━━ Source document

The Creative Life at Terezin Concentration Camp

The Terezin Promise
I am very interested in the Holocaust and have been fascinated  by the rich cultural community  at Terezin concentration camp (or the Thereisenstadt  ghetto as the Germans called it).  Here is one of my works:  
 http://www.youtube.com/watch?v=24i4ZtnCKA4

Terezin was a town near Prague which was walled and transformed in a concentration camp by the Nazis.  Hitler  wanted the world to know  that it was “a city for the Jews” where  Jewish scholars, professionals, artists, musicians and  political prisoners from several countries were encouraged to lead a creative life and could  be protected  from the stresses of the war. The Nazis  created  this façade  in order to deceive the world, especially the International Red Cross, into believing  that the Jews were safe here.  On the contrary, they were not safe  at all. TerezinConcentration Camp was only a way station: inmates were to be sent to die at Auschwitz-Birkenau, if ever they survived.
In this singular ghetto the artists exposed the truth of this horrible place  through art, poetry  and music. Also children were taught to do so.

━━━━
━━ Data listing

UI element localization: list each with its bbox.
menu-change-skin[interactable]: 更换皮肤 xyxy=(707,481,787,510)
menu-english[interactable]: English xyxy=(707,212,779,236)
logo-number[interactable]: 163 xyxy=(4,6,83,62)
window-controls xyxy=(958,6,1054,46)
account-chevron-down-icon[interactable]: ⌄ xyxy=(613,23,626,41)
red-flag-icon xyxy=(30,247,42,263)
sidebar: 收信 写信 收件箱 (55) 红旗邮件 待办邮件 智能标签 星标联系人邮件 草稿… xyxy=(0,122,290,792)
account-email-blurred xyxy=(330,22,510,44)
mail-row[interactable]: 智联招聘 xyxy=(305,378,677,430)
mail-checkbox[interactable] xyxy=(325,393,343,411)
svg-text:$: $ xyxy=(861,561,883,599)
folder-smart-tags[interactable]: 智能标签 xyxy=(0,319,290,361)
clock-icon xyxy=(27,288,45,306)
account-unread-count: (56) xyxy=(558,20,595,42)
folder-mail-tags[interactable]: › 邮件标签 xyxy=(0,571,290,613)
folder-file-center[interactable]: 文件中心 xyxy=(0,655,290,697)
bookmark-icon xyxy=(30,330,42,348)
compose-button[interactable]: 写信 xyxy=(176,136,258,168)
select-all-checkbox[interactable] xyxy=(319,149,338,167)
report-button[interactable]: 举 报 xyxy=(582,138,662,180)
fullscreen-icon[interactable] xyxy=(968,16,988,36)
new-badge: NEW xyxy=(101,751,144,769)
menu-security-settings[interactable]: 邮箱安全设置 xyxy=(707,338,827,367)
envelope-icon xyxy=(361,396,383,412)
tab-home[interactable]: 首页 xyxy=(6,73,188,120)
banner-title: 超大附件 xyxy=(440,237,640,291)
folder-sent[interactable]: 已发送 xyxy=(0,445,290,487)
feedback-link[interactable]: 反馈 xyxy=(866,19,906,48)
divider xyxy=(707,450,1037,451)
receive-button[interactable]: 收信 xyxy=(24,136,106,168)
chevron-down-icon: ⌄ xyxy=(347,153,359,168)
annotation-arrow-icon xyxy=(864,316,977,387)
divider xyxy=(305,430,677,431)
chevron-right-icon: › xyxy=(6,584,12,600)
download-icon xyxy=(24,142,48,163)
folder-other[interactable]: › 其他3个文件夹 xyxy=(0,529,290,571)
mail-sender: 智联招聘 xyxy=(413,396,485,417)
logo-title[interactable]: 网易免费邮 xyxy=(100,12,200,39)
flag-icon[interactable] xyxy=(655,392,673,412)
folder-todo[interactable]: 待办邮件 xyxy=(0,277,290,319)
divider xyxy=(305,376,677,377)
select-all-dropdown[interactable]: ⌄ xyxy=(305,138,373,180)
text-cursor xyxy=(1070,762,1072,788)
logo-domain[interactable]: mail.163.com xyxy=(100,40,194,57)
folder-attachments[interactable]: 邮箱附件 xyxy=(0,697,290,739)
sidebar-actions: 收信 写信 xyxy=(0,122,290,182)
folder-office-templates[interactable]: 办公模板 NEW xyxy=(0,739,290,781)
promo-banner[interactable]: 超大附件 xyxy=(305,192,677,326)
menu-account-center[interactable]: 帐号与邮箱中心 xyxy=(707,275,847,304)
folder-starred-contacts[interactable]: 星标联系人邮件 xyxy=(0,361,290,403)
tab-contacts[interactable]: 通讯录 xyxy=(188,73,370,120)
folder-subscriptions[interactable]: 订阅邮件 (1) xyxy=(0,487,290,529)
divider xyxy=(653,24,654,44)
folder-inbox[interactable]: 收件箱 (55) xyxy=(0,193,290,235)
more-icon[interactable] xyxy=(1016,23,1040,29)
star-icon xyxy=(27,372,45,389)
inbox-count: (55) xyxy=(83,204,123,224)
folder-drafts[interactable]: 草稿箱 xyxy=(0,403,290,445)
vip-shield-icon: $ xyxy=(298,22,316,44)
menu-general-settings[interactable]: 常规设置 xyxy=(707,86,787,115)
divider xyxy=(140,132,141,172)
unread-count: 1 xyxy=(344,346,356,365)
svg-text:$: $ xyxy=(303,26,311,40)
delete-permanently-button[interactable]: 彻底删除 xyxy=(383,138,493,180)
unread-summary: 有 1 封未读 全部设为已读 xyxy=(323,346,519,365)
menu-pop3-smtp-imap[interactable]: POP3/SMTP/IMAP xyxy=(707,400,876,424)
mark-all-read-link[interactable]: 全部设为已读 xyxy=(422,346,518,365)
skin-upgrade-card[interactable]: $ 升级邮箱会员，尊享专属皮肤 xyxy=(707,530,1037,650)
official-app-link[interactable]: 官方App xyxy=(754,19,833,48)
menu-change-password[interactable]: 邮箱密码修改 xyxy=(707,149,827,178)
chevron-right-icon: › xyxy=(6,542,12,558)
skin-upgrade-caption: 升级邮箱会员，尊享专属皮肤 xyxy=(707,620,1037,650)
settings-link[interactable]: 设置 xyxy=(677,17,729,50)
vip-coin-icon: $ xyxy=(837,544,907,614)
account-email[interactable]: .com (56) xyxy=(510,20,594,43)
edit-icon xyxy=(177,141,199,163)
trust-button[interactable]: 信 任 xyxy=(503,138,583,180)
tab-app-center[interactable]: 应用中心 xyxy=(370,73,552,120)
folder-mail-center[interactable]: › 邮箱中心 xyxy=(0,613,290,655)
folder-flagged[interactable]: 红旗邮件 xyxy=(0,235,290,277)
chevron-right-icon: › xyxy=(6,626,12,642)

━━━━

• _Exercise prompt_
Extend the text about Terezin, picking up right after its final sentence. These lines are separate from the text about Terezin.

• _Written answer_
One of these artists was Friedl Dicker-Brandeis who secretly  taught art to hundreds of children in the camp from 1942  to 1944. She saw drawing as a means for children to understand their emotions. In  September 1944 she was sent to Auschwitz  where she perished  the next year,  but before she was taken away she gave two suitcases with 4,500 drawings to  one of the chief tutors of the Girls’ Home.  After the war,  the director of the Girls’ Home  brought the suitcases with children's drawings to the Jewish Community in Prague. Today  the drawings are in several museums.One of the many poems found in Terezin is “Butterfly” written by the inmate Pavel Friedman at the age of 21.  It is included in  a collection of works of  art and poetry by Jewish children who were prisoners in  Terezin  Concentration Camp .  The poem “Butterfly” inspired the “Butterfly Project” of the Holocaust Museum  in  Houston. This exhibition features  1.5 million paper   butterflies;  the number symbolizes the number of  children  that died in the  Holocaust. 
 Fifteen thousand of the Terezin inmates were children of which 132 have survived.
I was   also very impressed by “The Terezin Promise: the promise made by a Jewish girl at Terezin, Raja Englandergova, to her teacher, Irena,  not to leave the camp without the poems and drawings of the children of Terezin; the real promise was to live and  hope and to NEVER FORGET.